TASK INSTRUCTIONS — Copy the material below word for word, leaving out the pictures.

## Begin DATA TO USE

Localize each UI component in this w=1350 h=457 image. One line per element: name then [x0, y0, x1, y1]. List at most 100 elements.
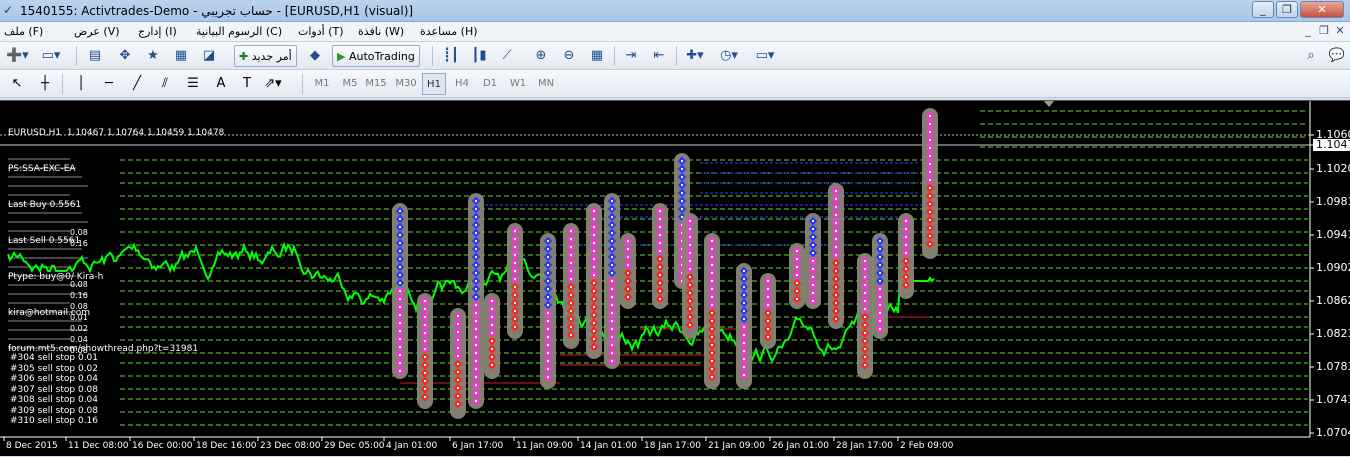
order-marker-dot	[491, 340, 493, 342]
timeframe-w1[interactable]: W1	[506, 73, 530, 95]
mdi-minimize-button[interactable]: _	[1300, 24, 1316, 39]
order-marker-dot	[457, 339, 459, 341]
timeframe-m15[interactable]: M15	[364, 73, 388, 95]
order-marker-dot	[681, 176, 683, 178]
equidistant-channel-icon[interactable]: ⫽	[154, 73, 176, 95]
autotrading-button[interactable]: ▶ AutoTrading	[332, 45, 420, 67]
order-marker-dot	[835, 190, 837, 192]
order-marker-dot	[514, 318, 516, 320]
order-marker-dot	[767, 312, 769, 314]
timeframe-m30[interactable]: M30	[394, 73, 418, 95]
strategy-tester-icon[interactable]: ◪	[198, 45, 220, 67]
new-order-button[interactable]: ✚ أمر جديد	[234, 45, 297, 67]
order-marker-dot	[457, 331, 459, 333]
order-marker-dot	[514, 286, 516, 288]
tile-windows-icon[interactable]: ▦	[586, 45, 608, 67]
order-marker-dot	[399, 338, 401, 340]
menu-charts[interactable]: الرسوم البيانية (C)	[196, 25, 282, 38]
bar-chart-icon[interactable]: ┋┃	[440, 45, 462, 67]
order-marker-dot	[514, 270, 516, 272]
order-marker-dot	[711, 336, 713, 338]
vertical-line-icon[interactable]: │	[70, 73, 92, 95]
zoom-out-icon[interactable]: ⊖	[558, 45, 580, 67]
fibonacci-icon[interactable]: ☰	[182, 73, 204, 95]
periods-icon[interactable]: ◷▾	[718, 45, 740, 67]
order-marker-dot	[627, 264, 629, 266]
menu-help[interactable]: مساعدة (H)	[420, 25, 478, 38]
order-marker-dot	[611, 280, 613, 282]
order-marker-dot	[767, 304, 769, 306]
line-chart-icon[interactable]: ⟋	[496, 45, 518, 67]
info-line: kira@hotmail.com	[8, 308, 91, 318]
text-label-icon[interactable]: T	[236, 73, 258, 95]
navigator-icon[interactable]: ★	[142, 45, 164, 67]
time-label: 8 Dec 2015	[6, 441, 58, 451]
order-marker-dot	[570, 262, 572, 264]
new-chart-icon[interactable]: ➕▾	[6, 45, 29, 67]
order-marker-dot	[835, 238, 837, 240]
new-order-label: أمر جديد	[251, 50, 292, 63]
price-chart[interactable]: 1.106001.104751.102001.098101.094101.090…	[0, 100, 1350, 456]
order-marker-dot	[475, 312, 477, 314]
price-label: 1.09810	[1316, 195, 1350, 208]
order-marker-dot	[399, 290, 401, 292]
order-marker-dot	[491, 364, 493, 366]
menu-view[interactable]: عرض (V)	[74, 25, 120, 38]
market-watch-icon[interactable]: ▤	[84, 45, 106, 67]
order-marker-dot	[711, 360, 713, 362]
close-button[interactable]: ✕	[1300, 1, 1344, 18]
order-marker-dot	[905, 268, 907, 270]
order-marker-dot	[491, 300, 493, 302]
order-marker-dot	[711, 288, 713, 290]
maximize-button[interactable]: ❐	[1276, 1, 1298, 18]
timeframe-mn[interactable]: MN	[534, 73, 558, 95]
menu-file[interactable]: ملف (F)	[4, 25, 43, 38]
terminal-icon[interactable]: ▦	[170, 45, 192, 67]
order-marker-dot	[767, 280, 769, 282]
metaeditor-icon[interactable]: ◆	[304, 45, 326, 67]
menu-insert[interactable]: إدارج (I)	[138, 25, 177, 38]
arrows-icon[interactable]: ⇗▾	[262, 73, 284, 95]
minimize-button[interactable]: _	[1252, 1, 1274, 18]
crosshair-icon[interactable]: ┼	[34, 73, 56, 95]
order-marker-dot	[812, 284, 814, 286]
autotrading-label: AutoTrading	[348, 50, 415, 63]
chat-icon[interactable]: 💬	[1326, 45, 1348, 67]
order-marker-dot	[879, 312, 881, 314]
order-marker-dot	[627, 280, 629, 282]
autoscroll-icon[interactable]: ⇤	[648, 45, 670, 67]
menu-tools[interactable]: أدوات (T)	[298, 25, 344, 38]
horizontal-line-icon[interactable]: ─	[98, 73, 120, 95]
profiles-icon[interactable]: ▭▾	[40, 45, 62, 67]
order-marker-dot	[743, 350, 745, 352]
window-title: 1540155: Activtrades-Demo - حساب تجريبي …	[20, 4, 414, 18]
zoom-in-icon[interactable]: ⊕	[530, 45, 552, 67]
templates-icon[interactable]: ▭▾	[754, 45, 776, 67]
order-marker-dot	[711, 280, 713, 282]
trendline-icon[interactable]: ╱	[126, 73, 148, 95]
cursor-icon[interactable]: ↖	[6, 73, 28, 95]
mdi-close-button[interactable]: ✕	[1332, 24, 1348, 39]
data-window-icon[interactable]: ✥	[114, 45, 136, 67]
order-marker-dot	[929, 163, 931, 165]
text-icon[interactable]: A	[210, 73, 232, 95]
timeframe-h1[interactable]: H1	[422, 73, 446, 95]
candlestick-icon[interactable]: ┃▮	[468, 45, 490, 67]
menu-window[interactable]: نافذة (W)	[358, 25, 404, 38]
order-marker-dot	[627, 256, 629, 258]
timeframe-h4[interactable]: H4	[450, 73, 474, 95]
order-marker-dot	[767, 320, 769, 322]
indicators-icon[interactable]: ✚▾	[684, 45, 706, 67]
order-marker-dot	[879, 264, 881, 266]
order-marker-dot	[611, 312, 613, 314]
order-marker-dot	[547, 336, 549, 338]
timeframe-m1[interactable]: M1	[310, 73, 334, 95]
order-marker-dot	[570, 278, 572, 280]
timeframe-m5[interactable]: M5	[338, 73, 362, 95]
order-marker-dot	[424, 396, 426, 398]
mdi-restore-button[interactable]: ❐	[1316, 24, 1332, 39]
order-marker-dot	[767, 288, 769, 290]
chart-shift-icon[interactable]: ⇥	[620, 45, 642, 67]
timeframe-d1[interactable]: D1	[478, 73, 502, 95]
search-icon[interactable]: ⌕	[1300, 45, 1322, 67]
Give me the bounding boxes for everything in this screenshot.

## End DATA TO USE

SOLUTION TO THE PROBLEM —
Localize each UI component in this w=1350 h=457 image. One line per element: name then [x0, y0, x1, y1]. List at most 100 elements.
order-marker-dot	[491, 340, 493, 342]
timeframe-w1[interactable]: W1	[506, 73, 530, 95]
mdi-minimize-button[interactable]: _	[1300, 24, 1316, 39]
order-marker-dot	[457, 339, 459, 341]
timeframe-m15[interactable]: M15	[364, 73, 388, 95]
order-marker-dot	[681, 176, 683, 178]
equidistant-channel-icon[interactable]: ⫽	[154, 73, 176, 95]
autotrading-button[interactable]: ▶ AutoTrading	[332, 45, 420, 67]
order-marker-dot	[835, 190, 837, 192]
order-marker-dot	[514, 318, 516, 320]
order-marker-dot	[767, 312, 769, 314]
timeframe-m30[interactable]: M30	[394, 73, 418, 95]
strategy-tester-icon[interactable]: ◪	[198, 45, 220, 67]
new-order-button[interactable]: ✚ أمر جديد	[234, 45, 297, 67]
order-marker-dot	[457, 331, 459, 333]
order-marker-dot	[514, 286, 516, 288]
tile-windows-icon[interactable]: ▦	[586, 45, 608, 67]
order-marker-dot	[399, 338, 401, 340]
menu-charts[interactable]: الرسوم البيانية (C)	[196, 25, 282, 38]
bar-chart-icon[interactable]: ┋┃	[440, 45, 462, 67]
order-marker-dot	[514, 270, 516, 272]
order-marker-dot	[711, 336, 713, 338]
vertical-line-icon[interactable]: │	[70, 73, 92, 95]
zoom-out-icon[interactable]: ⊖	[558, 45, 580, 67]
fibonacci-icon[interactable]: ☰	[182, 73, 204, 95]
periods-icon[interactable]: ◷▾	[718, 45, 740, 67]
order-marker-dot	[627, 264, 629, 266]
menu-help[interactable]: مساعدة (H)	[420, 25, 478, 38]
order-marker-dot	[611, 280, 613, 282]
order-marker-dot	[767, 304, 769, 306]
line-chart-icon[interactable]: ⟋	[496, 45, 518, 67]
info-line: kira@hotmail.com	[8, 308, 91, 318]
text-label-icon[interactable]: T	[236, 73, 258, 95]
navigator-icon[interactable]: ★	[142, 45, 164, 67]
time-label: 8 Dec 2015	[6, 441, 58, 451]
order-marker-dot	[570, 262, 572, 264]
new-chart-icon[interactable]: ➕▾	[6, 45, 29, 67]
order-marker-dot	[835, 238, 837, 240]
new-order-label: أمر جديد	[251, 50, 292, 63]
price-chart[interactable]: 1.106001.104751.102001.098101.094101.090…	[0, 100, 1350, 456]
order-marker-dot	[475, 312, 477, 314]
price-label: 1.09810	[1316, 195, 1350, 208]
order-marker-dot	[399, 290, 401, 292]
order-marker-dot	[491, 364, 493, 366]
menu-view[interactable]: عرض (V)	[74, 25, 120, 38]
market-watch-icon[interactable]: ▤	[84, 45, 106, 67]
order-marker-dot	[711, 360, 713, 362]
close-button[interactable]: ✕	[1300, 1, 1344, 18]
order-marker-dot	[905, 268, 907, 270]
order-marker-dot	[491, 300, 493, 302]
order-marker-dot	[711, 288, 713, 290]
maximize-button[interactable]: ❐	[1276, 1, 1298, 18]
timeframe-mn[interactable]: MN	[534, 73, 558, 95]
menu-file[interactable]: ملف (F)	[4, 25, 43, 38]
terminal-icon[interactable]: ▦	[170, 45, 192, 67]
order-marker-dot	[767, 280, 769, 282]
metaeditor-icon[interactable]: ◆	[304, 45, 326, 67]
menu-insert[interactable]: إدارج (I)	[138, 25, 177, 38]
arrows-icon[interactable]: ⇗▾	[262, 73, 284, 95]
minimize-button[interactable]: _	[1252, 1, 1274, 18]
crosshair-icon[interactable]: ┼	[34, 73, 56, 95]
order-marker-dot	[812, 284, 814, 286]
autotrading-label: AutoTrading	[348, 50, 415, 63]
chat-icon[interactable]: 💬	[1326, 45, 1348, 67]
order-marker-dot	[879, 312, 881, 314]
order-marker-dot	[627, 280, 629, 282]
autoscroll-icon[interactable]: ⇤	[648, 45, 670, 67]
menu-tools[interactable]: أدوات (T)	[298, 25, 344, 38]
horizontal-line-icon[interactable]: ─	[98, 73, 120, 95]
profiles-icon[interactable]: ▭▾	[40, 45, 62, 67]
order-marker-dot	[743, 350, 745, 352]
window-title: 1540155: Activtrades-Demo - حساب تجريبي …	[20, 4, 414, 18]
zoom-in-icon[interactable]: ⊕	[530, 45, 552, 67]
templates-icon[interactable]: ▭▾	[754, 45, 776, 67]
order-marker-dot	[711, 280, 713, 282]
trendline-icon[interactable]: ╱	[126, 73, 148, 95]
cursor-icon[interactable]: ↖	[6, 73, 28, 95]
mdi-close-button[interactable]: ✕	[1332, 24, 1348, 39]
data-window-icon[interactable]: ✥	[114, 45, 136, 67]
order-marker-dot	[929, 163, 931, 165]
text-icon[interactable]: A	[210, 73, 232, 95]
timeframe-h1[interactable]: H1	[422, 73, 446, 95]
candlestick-icon[interactable]: ┃▮	[468, 45, 490, 67]
menu-window[interactable]: نافذة (W)	[358, 25, 404, 38]
order-marker-dot	[627, 256, 629, 258]
timeframe-h4[interactable]: H4	[450, 73, 474, 95]
order-marker-dot	[767, 320, 769, 322]
indicators-icon[interactable]: ✚▾	[684, 45, 706, 67]
order-marker-dot	[879, 264, 881, 266]
order-marker-dot	[611, 312, 613, 314]
order-marker-dot	[547, 336, 549, 338]
timeframe-m1[interactable]: M1	[310, 73, 334, 95]
order-marker-dot	[570, 278, 572, 280]
timeframe-m5[interactable]: M5	[338, 73, 362, 95]
order-marker-dot	[424, 396, 426, 398]
mdi-restore-button[interactable]: ❐	[1316, 24, 1332, 39]
order-marker-dot	[767, 288, 769, 290]
chart-shift-icon[interactable]: ⇥	[620, 45, 642, 67]
timeframe-d1[interactable]: D1	[478, 73, 502, 95]
search-icon[interactable]: ⌕	[1300, 45, 1322, 67]
Give me the bounding boxes for everything in this screenshot.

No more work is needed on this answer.